- REQUIREMENT -
Every record must be transcribed in its entirety, apart from the images, which are to be omitted.

- ITEMS -

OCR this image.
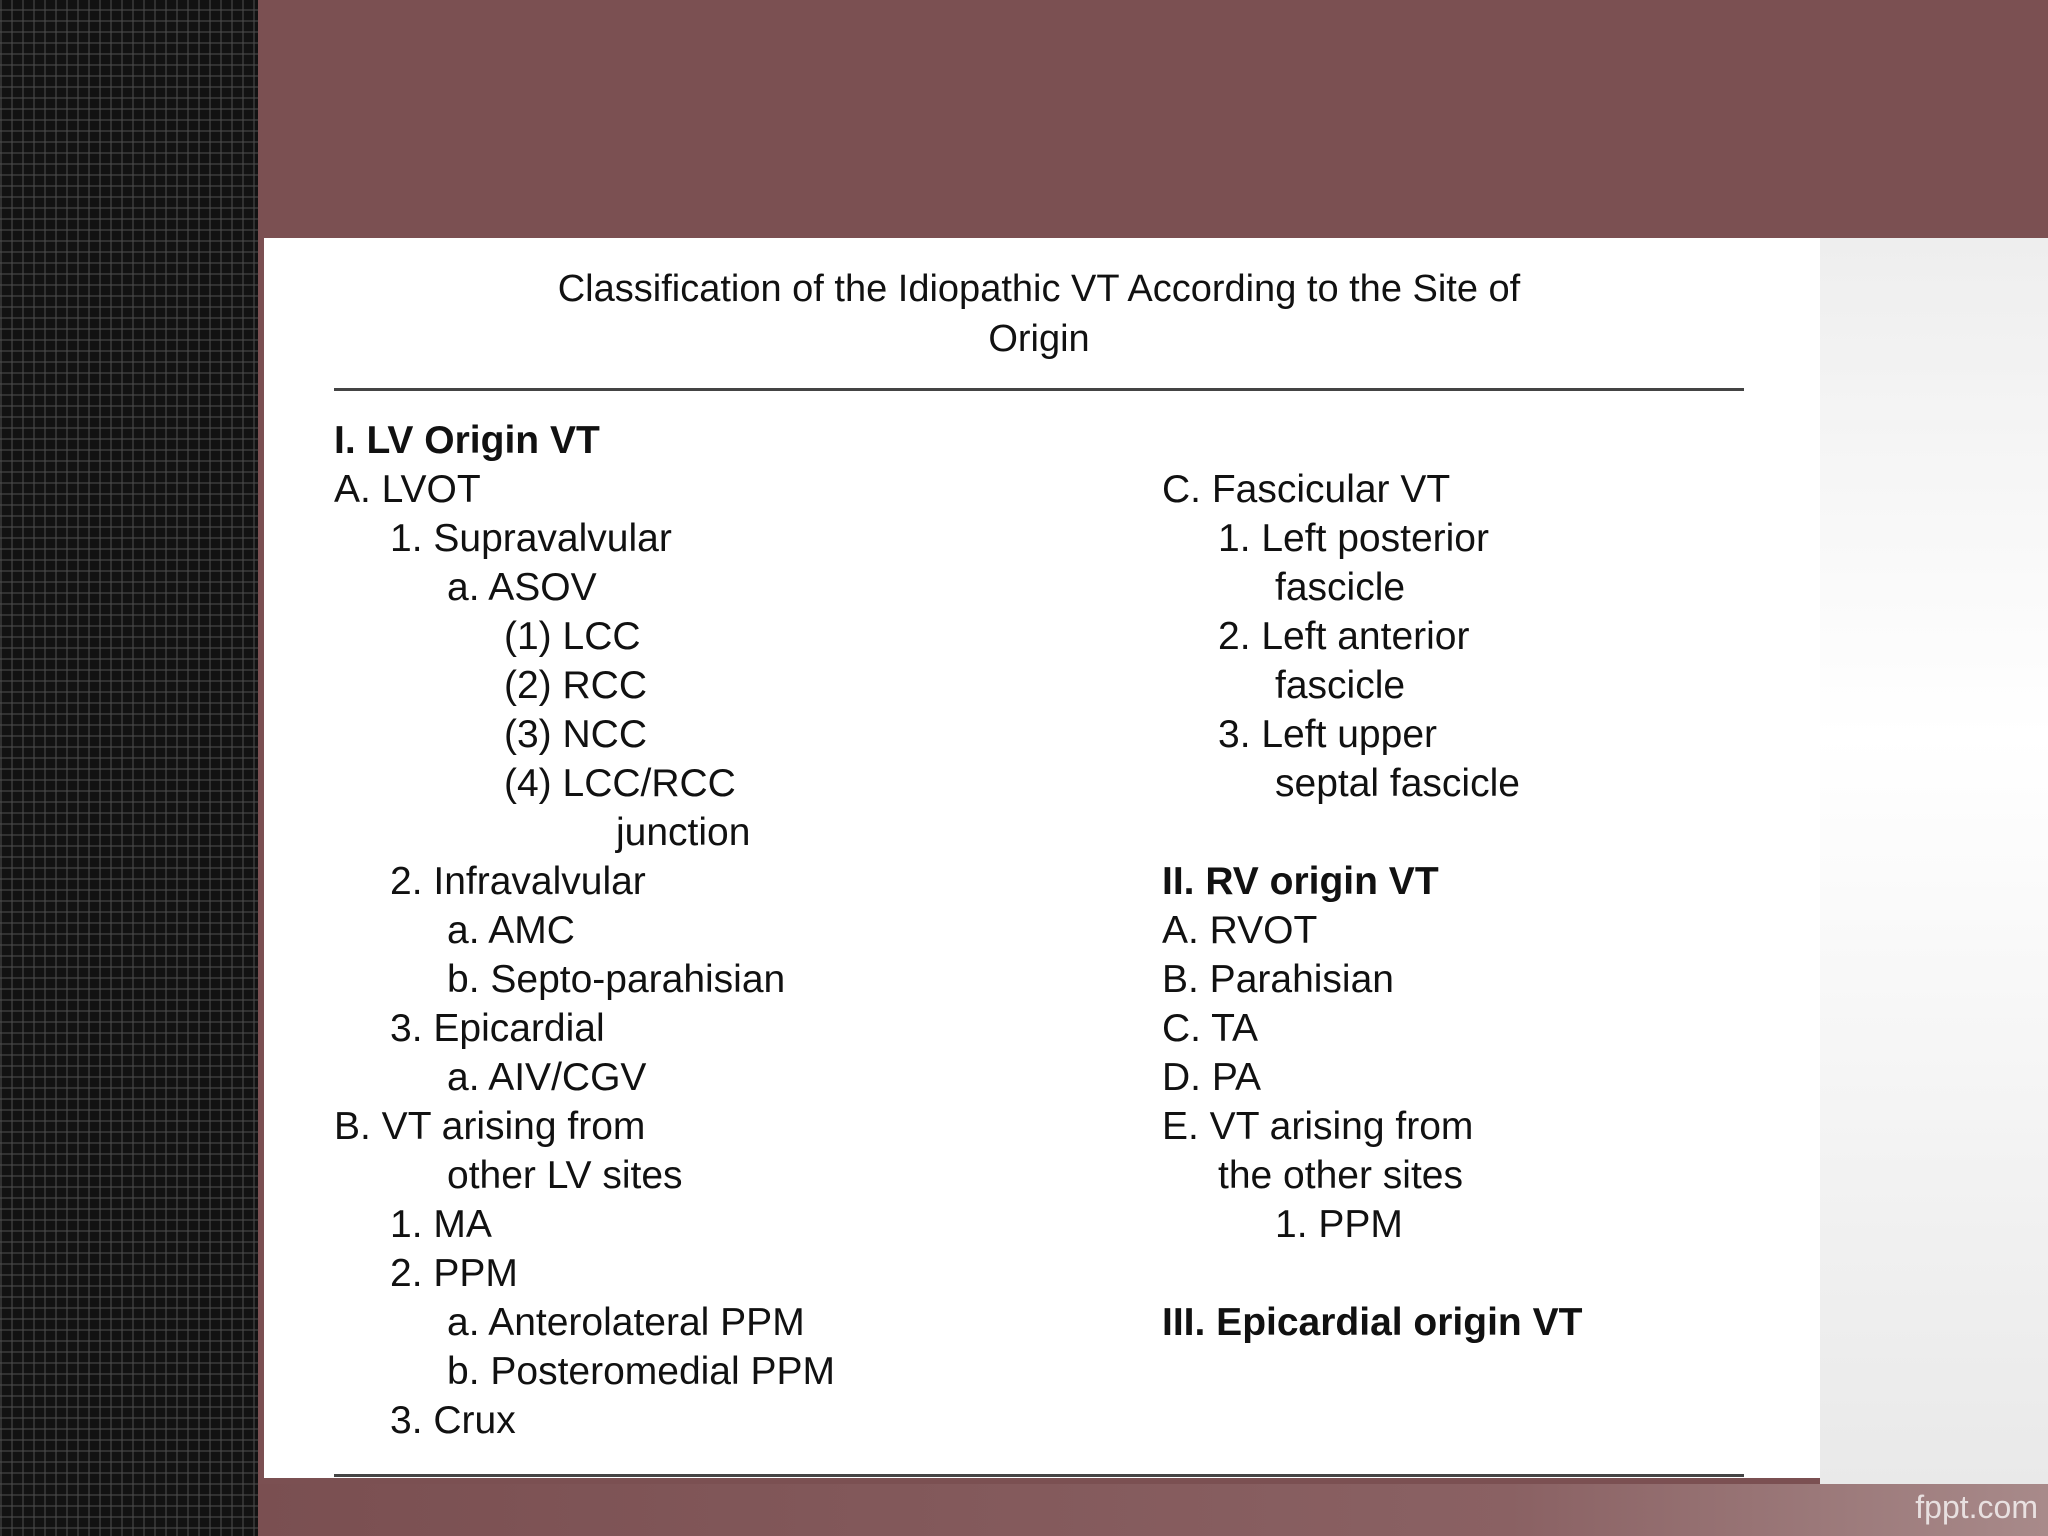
fppt.com
Classification of the Idiopathic VT According to the Site of
Origin
I. LV Origin VT
A. LVOT
1. Supravalvular
a. ASOV
(1) LCC
(2) RCC
(3) NCC
(4) LCC/RCC
junction
2. Infravalvular
a. AMC
b. Septo-parahisian
3. Epicardial
a. AIV/CGV
B. VT arising from
other LV sites
1. MA
2. PPM
a. Anterolateral PPM
b. Posteromedial PPM
3. Crux
C. Fascicular VT
1. Left posterior
fascicle
2. Left anterior
fascicle
3. Left upper
septal fascicle
II. RV origin VT
A. RVOT
B. Parahisian
C. TA
D. PA
E. VT arising from
the other sites
1. PPM
III. Epicardial origin VT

- TASK OUTPUT -
OCR this image.
fppt.com
Classification of the Idiopathic VT According to the Site of
Origin
I. LV Origin VT
A. LVOT
1. Supravalvular
a. ASOV
(1) LCC
(2) RCC
(3) NCC
(4) LCC/RCC
junction
2. Infravalvular
a. AMC
b. Septo-parahisian
3. Epicardial
a. AIV/CGV
B. VT arising from
other LV sites
1. MA
2. PPM
a. Anterolateral PPM
b. Posteromedial PPM
3. Crux
C. Fascicular VT
1. Left posterior
fascicle
2. Left anterior
fascicle
3. Left upper
septal fascicle
II. RV origin VT
A. RVOT
B. Parahisian
C. TA
D. PA
E. VT arising from
the other sites
1. PPM
III. Epicardial origin VT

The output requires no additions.